MATERIAL SUPPLIED:
════════════════
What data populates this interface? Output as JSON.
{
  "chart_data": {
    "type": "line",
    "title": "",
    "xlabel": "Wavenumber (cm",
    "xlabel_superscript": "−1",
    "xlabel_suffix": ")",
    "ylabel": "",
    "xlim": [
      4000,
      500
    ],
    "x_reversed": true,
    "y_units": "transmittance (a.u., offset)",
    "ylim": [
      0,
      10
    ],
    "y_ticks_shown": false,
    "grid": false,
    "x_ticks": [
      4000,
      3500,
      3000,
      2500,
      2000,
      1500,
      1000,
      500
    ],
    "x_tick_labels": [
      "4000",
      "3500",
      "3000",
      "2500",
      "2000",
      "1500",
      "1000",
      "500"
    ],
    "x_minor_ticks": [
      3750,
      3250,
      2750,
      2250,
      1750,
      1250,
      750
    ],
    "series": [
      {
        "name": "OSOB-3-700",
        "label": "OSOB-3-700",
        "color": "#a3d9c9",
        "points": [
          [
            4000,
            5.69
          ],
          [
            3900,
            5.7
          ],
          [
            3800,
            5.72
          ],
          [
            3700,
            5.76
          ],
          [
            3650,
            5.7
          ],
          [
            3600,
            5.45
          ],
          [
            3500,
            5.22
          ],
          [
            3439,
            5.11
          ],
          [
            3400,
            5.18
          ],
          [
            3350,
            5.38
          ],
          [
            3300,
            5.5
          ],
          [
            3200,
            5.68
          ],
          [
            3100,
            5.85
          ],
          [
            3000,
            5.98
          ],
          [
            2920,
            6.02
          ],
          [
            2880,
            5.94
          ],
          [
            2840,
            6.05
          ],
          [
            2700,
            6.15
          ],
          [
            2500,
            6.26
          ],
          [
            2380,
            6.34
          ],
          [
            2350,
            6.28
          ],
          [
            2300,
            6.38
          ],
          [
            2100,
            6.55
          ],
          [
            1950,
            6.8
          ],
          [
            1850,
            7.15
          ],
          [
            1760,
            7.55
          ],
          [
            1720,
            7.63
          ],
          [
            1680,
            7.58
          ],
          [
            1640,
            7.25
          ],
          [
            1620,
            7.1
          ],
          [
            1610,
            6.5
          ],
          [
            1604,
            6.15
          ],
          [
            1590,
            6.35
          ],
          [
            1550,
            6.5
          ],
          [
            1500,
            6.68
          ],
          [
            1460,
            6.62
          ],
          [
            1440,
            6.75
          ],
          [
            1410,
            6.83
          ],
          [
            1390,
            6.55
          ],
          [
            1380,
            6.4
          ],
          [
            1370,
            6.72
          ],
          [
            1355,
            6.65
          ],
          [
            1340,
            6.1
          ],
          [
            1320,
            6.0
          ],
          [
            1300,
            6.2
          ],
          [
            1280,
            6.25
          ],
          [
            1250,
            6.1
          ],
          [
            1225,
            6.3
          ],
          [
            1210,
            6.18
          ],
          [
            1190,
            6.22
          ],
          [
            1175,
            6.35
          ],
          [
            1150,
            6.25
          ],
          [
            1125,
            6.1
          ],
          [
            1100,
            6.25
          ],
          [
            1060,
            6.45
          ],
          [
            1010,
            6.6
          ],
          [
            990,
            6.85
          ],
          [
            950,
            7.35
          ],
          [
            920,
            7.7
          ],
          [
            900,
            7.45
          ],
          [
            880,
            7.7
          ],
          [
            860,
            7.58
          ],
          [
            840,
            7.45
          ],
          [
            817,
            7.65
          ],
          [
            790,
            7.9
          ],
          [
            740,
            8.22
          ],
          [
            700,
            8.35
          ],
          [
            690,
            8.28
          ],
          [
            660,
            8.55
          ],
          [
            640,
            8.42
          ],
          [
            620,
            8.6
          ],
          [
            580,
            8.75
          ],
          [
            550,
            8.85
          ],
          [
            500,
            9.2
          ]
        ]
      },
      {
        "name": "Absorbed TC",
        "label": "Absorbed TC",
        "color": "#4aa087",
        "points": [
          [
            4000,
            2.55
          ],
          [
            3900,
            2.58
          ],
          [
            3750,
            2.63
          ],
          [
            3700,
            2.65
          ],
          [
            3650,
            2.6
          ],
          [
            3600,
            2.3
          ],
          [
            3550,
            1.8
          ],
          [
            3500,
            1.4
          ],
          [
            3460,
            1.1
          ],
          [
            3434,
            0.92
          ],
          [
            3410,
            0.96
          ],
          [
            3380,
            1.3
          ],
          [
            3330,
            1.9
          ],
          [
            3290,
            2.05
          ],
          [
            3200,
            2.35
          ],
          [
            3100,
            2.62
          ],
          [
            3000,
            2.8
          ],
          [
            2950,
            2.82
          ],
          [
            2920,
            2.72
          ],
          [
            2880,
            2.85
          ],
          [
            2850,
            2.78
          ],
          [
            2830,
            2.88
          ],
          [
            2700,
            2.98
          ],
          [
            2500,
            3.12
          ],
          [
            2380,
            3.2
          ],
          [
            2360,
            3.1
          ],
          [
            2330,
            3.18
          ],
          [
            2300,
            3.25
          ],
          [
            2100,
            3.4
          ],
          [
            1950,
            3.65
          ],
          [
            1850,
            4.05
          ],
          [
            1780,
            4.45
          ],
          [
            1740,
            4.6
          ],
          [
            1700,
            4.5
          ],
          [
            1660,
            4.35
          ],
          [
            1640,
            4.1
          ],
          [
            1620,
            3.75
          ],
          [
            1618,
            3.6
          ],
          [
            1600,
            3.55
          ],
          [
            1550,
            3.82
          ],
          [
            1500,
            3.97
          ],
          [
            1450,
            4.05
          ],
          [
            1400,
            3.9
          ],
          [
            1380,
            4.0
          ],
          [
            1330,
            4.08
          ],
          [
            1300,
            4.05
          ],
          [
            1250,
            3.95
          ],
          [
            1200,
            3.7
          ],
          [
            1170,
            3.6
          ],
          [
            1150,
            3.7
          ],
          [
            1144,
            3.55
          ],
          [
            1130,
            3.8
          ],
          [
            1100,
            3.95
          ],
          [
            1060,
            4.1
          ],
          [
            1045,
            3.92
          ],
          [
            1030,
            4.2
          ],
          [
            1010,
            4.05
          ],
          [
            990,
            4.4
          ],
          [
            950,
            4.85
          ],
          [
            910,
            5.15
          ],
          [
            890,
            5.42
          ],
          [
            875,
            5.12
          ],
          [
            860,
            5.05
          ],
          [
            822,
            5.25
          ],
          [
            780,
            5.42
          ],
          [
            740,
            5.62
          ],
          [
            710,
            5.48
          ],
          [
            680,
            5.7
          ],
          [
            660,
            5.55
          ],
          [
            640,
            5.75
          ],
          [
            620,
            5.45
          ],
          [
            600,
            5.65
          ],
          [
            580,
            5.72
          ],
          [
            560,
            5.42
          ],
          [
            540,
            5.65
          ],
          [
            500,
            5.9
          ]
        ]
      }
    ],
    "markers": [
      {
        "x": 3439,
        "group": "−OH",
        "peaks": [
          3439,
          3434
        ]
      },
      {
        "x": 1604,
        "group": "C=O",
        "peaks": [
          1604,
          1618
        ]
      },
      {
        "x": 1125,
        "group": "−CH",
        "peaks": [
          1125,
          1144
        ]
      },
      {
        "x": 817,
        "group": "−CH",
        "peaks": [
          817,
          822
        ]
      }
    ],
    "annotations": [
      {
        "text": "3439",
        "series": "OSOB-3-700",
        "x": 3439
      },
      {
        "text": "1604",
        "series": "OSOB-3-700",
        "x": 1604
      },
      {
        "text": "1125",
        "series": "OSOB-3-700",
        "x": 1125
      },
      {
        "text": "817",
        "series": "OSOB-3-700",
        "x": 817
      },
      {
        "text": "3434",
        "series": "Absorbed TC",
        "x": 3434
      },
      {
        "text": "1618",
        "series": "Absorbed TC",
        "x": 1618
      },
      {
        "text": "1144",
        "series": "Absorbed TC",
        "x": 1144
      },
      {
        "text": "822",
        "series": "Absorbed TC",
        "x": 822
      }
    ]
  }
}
════════════════
WRITTEN REQUEST: Identify the lines of the data that contain the word "text". Copy each of them.

OUTPUT FOR THIS TASK:
        "text": "3439",
        "text": "1604",
        "text": "1125",
        "text": "817",
        "text": "3434",
        "text": "1618",
        "text": "1144",
        "text": "822",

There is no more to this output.